▼▼▼

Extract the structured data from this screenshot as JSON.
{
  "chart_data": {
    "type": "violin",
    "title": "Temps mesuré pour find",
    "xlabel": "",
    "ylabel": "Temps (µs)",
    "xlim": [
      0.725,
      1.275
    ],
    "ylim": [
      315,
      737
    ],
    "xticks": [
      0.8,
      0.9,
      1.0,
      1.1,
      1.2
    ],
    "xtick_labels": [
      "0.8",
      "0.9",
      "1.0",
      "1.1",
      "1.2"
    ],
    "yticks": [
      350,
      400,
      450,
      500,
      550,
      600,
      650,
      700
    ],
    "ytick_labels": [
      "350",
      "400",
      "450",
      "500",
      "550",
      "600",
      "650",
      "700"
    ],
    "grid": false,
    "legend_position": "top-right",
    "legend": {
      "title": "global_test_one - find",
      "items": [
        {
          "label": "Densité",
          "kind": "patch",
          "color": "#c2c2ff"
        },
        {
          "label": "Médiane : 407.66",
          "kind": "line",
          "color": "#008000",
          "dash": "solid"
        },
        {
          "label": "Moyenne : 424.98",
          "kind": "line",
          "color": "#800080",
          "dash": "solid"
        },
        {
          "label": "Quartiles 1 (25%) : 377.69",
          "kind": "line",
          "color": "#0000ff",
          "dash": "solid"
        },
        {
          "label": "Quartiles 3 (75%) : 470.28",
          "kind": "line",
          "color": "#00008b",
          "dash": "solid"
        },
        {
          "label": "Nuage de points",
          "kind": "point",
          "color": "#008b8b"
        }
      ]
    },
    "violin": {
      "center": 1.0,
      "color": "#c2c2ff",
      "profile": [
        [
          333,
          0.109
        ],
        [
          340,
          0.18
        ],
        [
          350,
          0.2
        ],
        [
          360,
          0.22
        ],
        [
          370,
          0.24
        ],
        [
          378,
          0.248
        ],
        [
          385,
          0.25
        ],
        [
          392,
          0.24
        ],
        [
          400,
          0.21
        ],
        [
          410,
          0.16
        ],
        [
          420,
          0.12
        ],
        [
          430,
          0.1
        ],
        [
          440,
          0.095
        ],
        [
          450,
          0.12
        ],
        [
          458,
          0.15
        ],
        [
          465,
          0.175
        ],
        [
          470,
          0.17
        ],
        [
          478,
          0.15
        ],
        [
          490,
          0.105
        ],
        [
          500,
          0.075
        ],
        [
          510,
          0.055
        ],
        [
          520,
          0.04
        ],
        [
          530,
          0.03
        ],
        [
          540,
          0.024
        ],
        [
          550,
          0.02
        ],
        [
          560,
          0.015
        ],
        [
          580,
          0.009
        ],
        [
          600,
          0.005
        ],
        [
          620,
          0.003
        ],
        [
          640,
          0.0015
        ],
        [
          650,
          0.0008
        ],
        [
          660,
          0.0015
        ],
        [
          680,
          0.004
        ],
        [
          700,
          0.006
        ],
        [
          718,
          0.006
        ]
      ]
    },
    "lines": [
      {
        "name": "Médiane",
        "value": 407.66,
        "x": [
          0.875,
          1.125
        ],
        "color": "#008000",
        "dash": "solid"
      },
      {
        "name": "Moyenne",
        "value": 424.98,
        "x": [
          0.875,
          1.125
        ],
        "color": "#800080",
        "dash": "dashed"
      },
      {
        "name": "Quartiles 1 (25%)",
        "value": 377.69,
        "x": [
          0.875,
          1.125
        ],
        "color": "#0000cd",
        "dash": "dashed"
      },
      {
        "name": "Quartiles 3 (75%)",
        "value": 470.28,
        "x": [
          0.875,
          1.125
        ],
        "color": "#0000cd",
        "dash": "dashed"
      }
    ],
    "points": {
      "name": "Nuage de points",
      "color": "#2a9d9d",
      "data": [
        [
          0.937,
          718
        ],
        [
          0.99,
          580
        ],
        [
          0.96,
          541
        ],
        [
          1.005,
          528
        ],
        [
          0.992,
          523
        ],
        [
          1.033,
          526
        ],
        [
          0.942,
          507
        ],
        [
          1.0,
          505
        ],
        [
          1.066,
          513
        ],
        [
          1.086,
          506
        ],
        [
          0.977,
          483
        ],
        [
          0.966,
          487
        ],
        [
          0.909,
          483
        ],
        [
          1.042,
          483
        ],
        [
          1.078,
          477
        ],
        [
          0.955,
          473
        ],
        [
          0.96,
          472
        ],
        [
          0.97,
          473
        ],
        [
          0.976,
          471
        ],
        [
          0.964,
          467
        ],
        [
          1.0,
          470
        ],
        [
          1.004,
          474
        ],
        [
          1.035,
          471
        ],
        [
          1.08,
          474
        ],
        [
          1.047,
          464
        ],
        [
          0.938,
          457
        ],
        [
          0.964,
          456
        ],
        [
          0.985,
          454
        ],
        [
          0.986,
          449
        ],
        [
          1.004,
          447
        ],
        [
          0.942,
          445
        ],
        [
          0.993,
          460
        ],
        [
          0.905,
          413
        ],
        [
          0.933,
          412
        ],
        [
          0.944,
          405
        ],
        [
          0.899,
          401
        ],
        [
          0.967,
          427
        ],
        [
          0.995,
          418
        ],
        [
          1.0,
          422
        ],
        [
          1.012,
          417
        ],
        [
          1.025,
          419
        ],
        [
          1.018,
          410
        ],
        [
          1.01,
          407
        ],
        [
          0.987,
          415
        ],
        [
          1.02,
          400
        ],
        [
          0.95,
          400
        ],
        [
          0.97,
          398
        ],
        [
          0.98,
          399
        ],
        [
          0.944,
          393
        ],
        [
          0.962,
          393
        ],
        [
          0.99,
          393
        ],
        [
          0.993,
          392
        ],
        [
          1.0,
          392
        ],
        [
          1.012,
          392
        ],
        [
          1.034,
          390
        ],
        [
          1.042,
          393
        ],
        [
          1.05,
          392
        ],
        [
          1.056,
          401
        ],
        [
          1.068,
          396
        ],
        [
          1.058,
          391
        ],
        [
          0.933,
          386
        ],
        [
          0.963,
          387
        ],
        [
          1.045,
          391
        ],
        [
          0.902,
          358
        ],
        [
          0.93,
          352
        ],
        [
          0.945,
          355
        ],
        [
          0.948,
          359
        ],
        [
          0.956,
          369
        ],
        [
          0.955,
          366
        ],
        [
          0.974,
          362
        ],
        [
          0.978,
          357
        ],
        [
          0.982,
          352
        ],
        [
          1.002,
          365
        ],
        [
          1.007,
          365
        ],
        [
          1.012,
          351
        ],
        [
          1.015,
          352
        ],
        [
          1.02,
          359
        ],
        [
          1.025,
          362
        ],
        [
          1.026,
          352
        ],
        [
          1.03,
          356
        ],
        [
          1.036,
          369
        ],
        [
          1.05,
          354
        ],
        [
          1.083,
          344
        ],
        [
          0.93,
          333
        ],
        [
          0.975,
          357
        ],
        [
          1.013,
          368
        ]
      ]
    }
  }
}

▲▲▲

**Problem requirements**: Search the entries for "find" and copy out each line that has it.

**Written answer**:
    "title": "Temps mesuré pour find",
      "title": "global_test_one - find",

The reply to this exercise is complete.